>> Start RECORD EXCERPTS

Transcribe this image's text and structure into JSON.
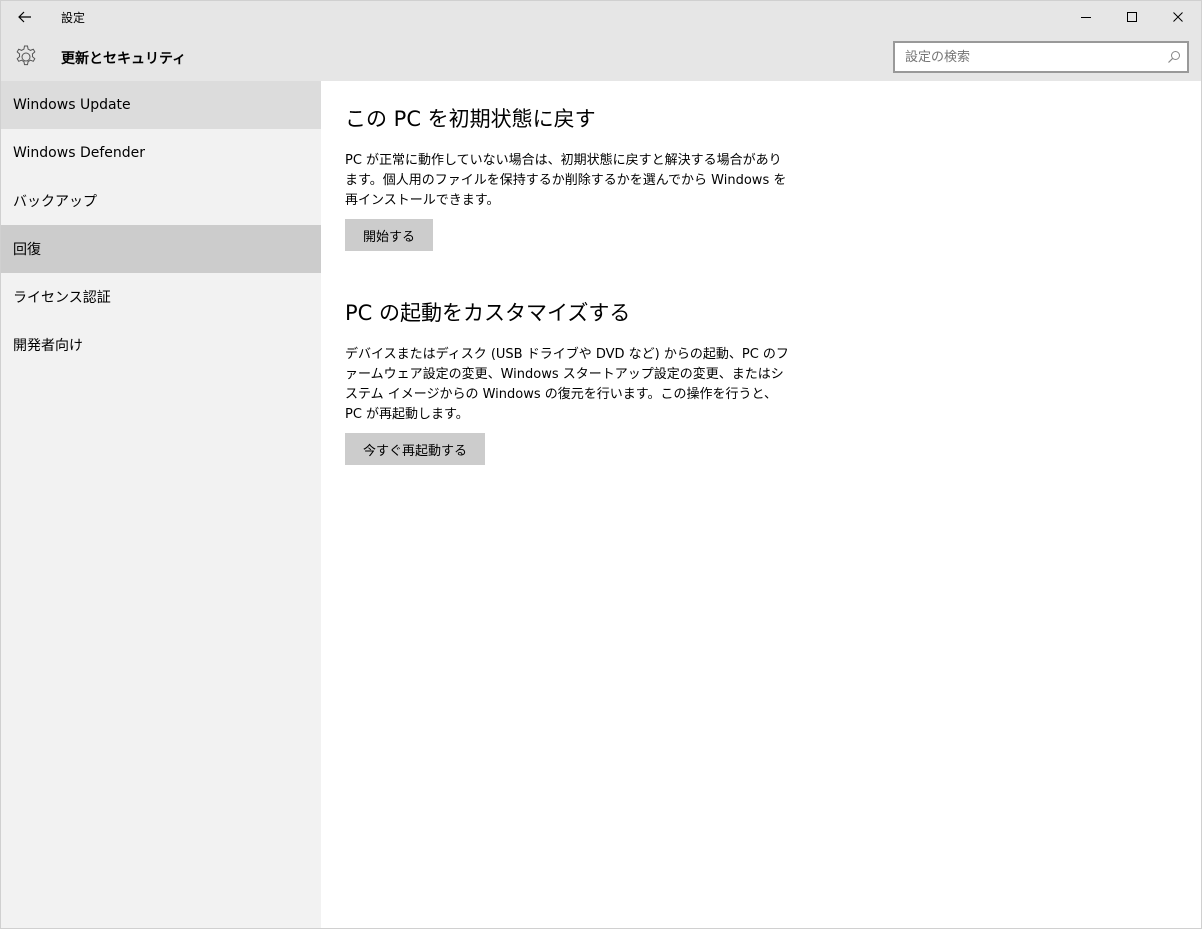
{
  "window": {
    "title": "設定"
  },
  "header": {
    "title": "更新とセキュリティ",
    "search_placeholder": "設定の検索"
  },
  "sidebar": {
    "items": [
      {
        "label": "Windows Update"
      },
      {
        "label": "Windows Defender"
      },
      {
        "label": "バックアップ"
      },
      {
        "label": "回復"
      },
      {
        "label": "ライセンス認証"
      },
      {
        "label": "開発者向け"
      }
    ],
    "selected_index": 3
  },
  "main": {
    "reset": {
      "title": "この PC を初期状態に戻す",
      "body": "PC が正常に動作していない場合は、初期状態に戻すと解決する場合があります。個人用のファイルを保持するか削除するかを選んでから Windows を再インストールできます。",
      "button": "開始する"
    },
    "advanced": {
      "title": "PC の起動をカスタマイズする",
      "body": "デバイスまたはディスク (USB ドライブや DVD など) からの起動、PC のファームウェア設定の変更、Windows スタートアップ設定の変更、またはシステム イメージからの Windows の復元を行います。この操作を行うと、PC が再起動します。",
      "button": "今すぐ再起動する"
    }
  },
  "colors": {
    "chrome": "#e6e6e6",
    "sidebar": "#f2f2f2",
    "selected": "#cccccc",
    "button": "#cccccc"
  }
}
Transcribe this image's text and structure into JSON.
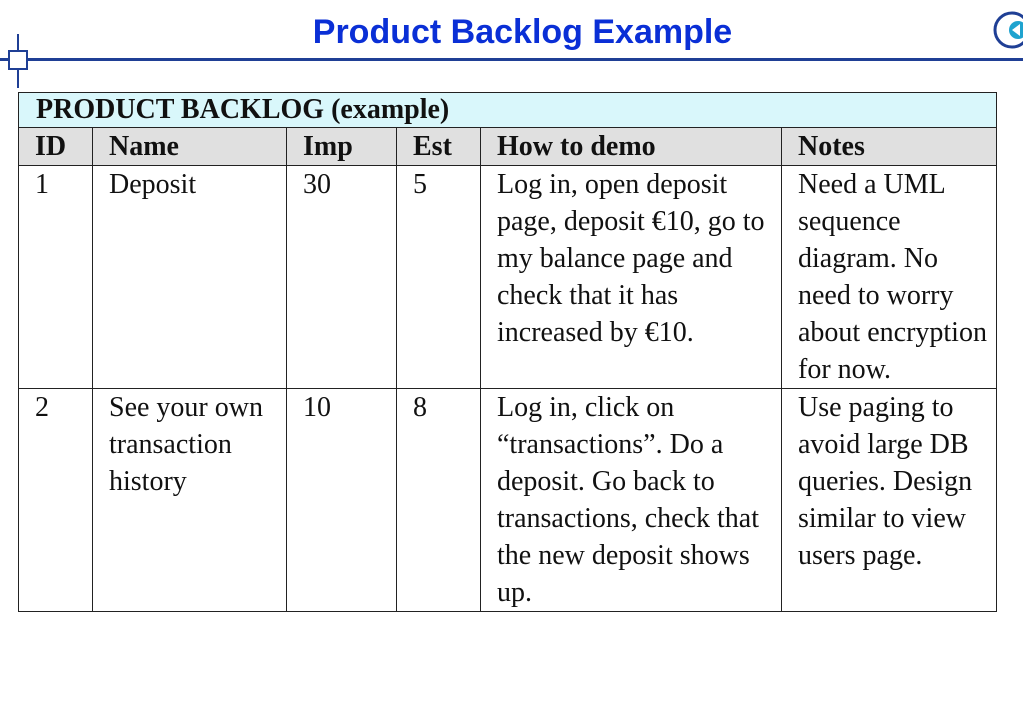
{
  "slide": {
    "title": "Product Backlog Example"
  },
  "table": {
    "banner": "PRODUCT BACKLOG (example)",
    "headers": [
      "ID",
      "Name",
      "Imp",
      "Est",
      "How to demo",
      "Notes"
    ],
    "rows": [
      {
        "id": "1",
        "name": "Deposit",
        "imp": "30",
        "est": "5",
        "how_to_demo": "Log in, open deposit page, deposit €10, go to my balance page and check that it has increased by €10.",
        "notes": "Need a UML sequence diagram.  No need to worry about encryption for now."
      },
      {
        "id": "2",
        "name": "See your own transaction history",
        "imp": "10",
        "est": "8",
        "how_to_demo": "Log in, click on “transactions”. Do a deposit. Go back to transactions, check that the new deposit shows up.",
        "notes": "Use paging to avoid large DB queries. Design similar to view users page."
      }
    ]
  },
  "icons": {
    "back": "arrow-left-circle-icon",
    "corner": "crosshair-icon"
  },
  "colors": {
    "title": "#0a2fd6",
    "rule": "#1f3f95",
    "banner_bg": "#d9f7fb",
    "header_bg": "#e0e0e0"
  }
}
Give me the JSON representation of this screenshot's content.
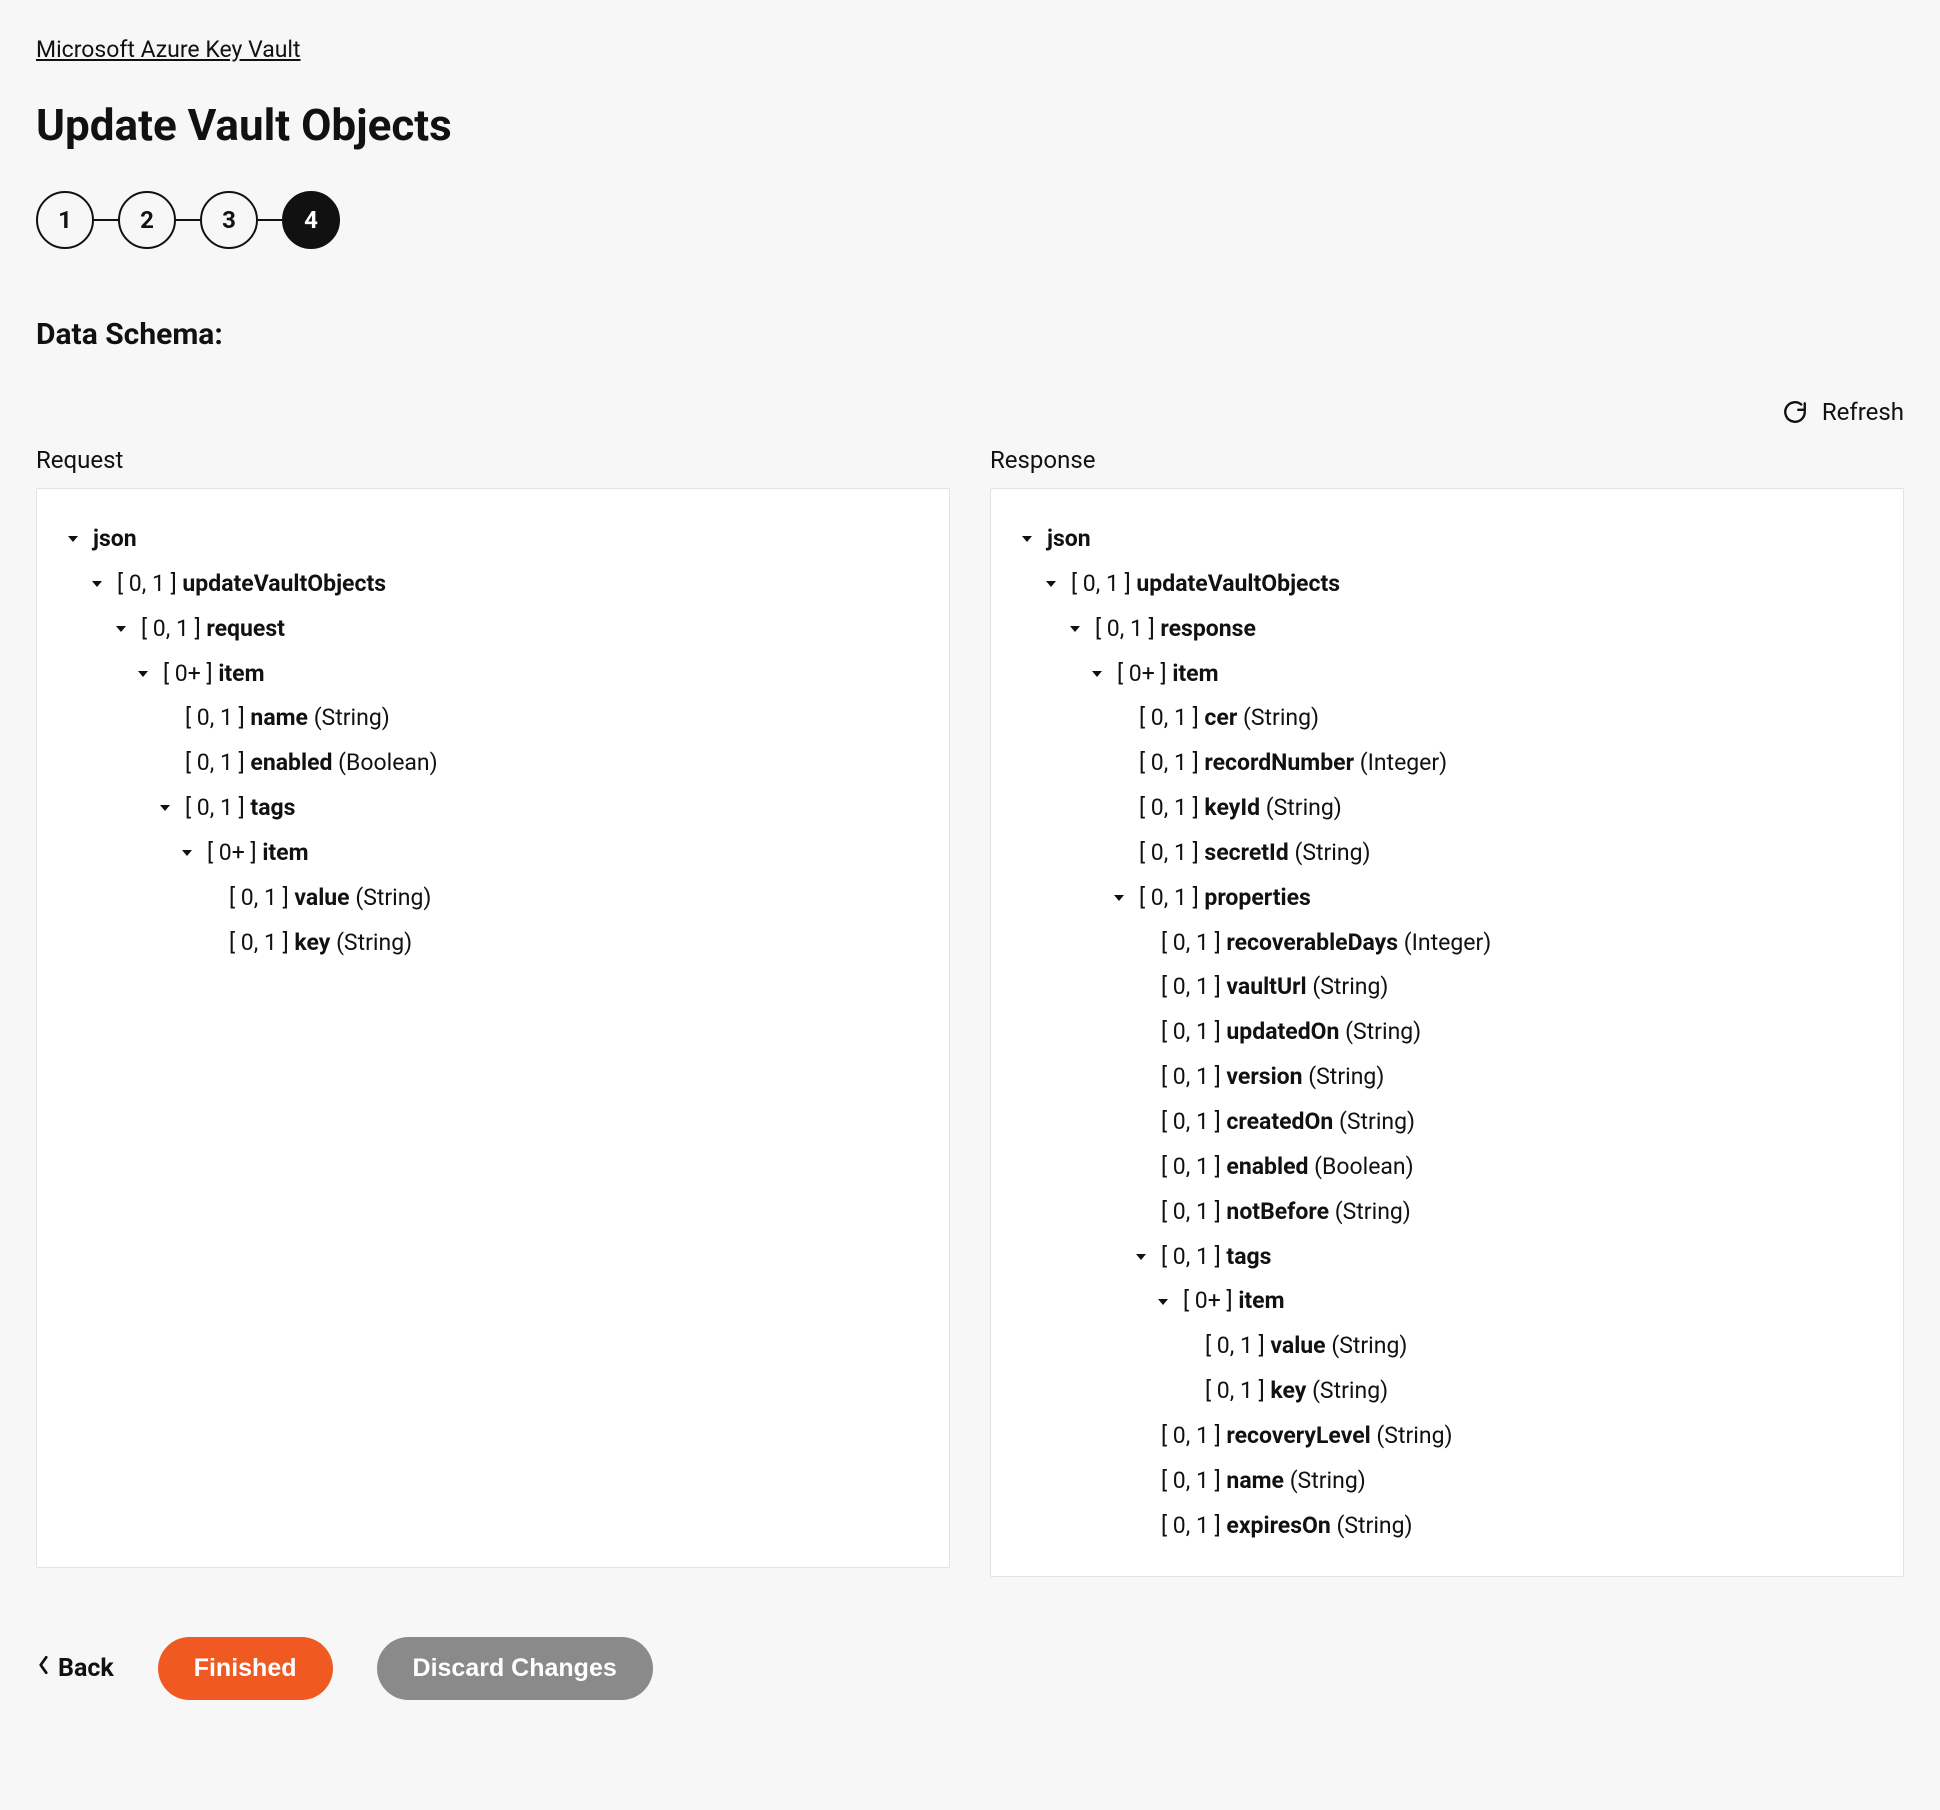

>> End RECORD EXCERPTS

How many lines in the records hold the string "that"? Reply with the number alone.

2